╭──

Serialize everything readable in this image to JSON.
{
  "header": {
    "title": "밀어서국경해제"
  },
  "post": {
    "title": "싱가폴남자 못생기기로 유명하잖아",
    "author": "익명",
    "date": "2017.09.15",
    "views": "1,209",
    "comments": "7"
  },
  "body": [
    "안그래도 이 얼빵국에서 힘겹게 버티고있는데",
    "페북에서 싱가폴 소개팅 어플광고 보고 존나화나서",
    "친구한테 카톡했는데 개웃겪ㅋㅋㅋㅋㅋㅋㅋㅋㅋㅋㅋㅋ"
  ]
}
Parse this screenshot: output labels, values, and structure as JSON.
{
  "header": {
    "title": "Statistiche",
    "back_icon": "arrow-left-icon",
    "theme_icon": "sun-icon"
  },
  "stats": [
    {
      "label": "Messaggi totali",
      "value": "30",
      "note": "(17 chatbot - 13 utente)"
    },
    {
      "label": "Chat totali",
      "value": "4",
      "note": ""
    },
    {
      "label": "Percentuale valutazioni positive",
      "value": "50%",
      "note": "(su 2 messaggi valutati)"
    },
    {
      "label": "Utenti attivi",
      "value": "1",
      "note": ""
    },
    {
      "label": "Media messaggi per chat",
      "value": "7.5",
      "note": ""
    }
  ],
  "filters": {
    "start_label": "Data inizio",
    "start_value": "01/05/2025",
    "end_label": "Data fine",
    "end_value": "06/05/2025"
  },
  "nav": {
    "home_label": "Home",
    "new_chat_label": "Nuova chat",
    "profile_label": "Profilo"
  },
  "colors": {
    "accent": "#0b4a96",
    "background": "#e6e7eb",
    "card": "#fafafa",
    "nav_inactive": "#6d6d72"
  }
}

╰──

State the number of lines in the records that include "this", and write nothing else.

The output
2